- **REQUEST**
Report, as a bare number, how many lines of the material below contain the word "page".

══ RECORDS SUPPLIED ══

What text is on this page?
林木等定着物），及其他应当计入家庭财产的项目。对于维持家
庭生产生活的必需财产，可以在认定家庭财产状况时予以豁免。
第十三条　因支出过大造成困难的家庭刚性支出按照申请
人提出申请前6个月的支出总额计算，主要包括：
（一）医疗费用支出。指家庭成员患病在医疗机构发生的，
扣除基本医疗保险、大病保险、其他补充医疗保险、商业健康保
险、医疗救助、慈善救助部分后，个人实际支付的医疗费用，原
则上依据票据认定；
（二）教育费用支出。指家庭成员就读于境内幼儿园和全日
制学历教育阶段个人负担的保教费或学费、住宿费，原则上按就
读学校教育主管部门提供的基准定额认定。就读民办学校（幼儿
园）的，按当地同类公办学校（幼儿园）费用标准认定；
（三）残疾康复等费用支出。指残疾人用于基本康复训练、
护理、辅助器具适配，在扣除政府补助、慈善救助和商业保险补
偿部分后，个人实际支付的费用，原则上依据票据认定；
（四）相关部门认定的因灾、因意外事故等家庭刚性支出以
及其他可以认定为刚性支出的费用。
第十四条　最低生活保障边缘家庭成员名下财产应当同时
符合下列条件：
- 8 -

═══
══ RECORDS SUPPLIED ══

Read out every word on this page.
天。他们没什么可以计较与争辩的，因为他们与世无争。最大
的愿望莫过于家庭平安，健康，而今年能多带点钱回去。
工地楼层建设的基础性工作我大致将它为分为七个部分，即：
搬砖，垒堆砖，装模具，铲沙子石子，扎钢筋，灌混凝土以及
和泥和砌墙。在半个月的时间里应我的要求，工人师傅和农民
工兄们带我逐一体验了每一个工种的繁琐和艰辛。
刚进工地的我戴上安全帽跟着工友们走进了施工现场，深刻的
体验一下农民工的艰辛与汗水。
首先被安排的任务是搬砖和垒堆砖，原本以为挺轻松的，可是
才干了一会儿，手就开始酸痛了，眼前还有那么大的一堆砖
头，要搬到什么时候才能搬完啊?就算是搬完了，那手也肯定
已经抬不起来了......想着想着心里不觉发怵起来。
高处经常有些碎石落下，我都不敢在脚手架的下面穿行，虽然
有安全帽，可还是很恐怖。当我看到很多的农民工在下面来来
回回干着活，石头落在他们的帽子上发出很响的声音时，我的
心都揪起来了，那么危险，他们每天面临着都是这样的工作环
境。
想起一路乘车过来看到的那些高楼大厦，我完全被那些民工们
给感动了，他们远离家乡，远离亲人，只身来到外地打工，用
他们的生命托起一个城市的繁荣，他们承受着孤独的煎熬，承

═══

- **WORKED ANSWER**
2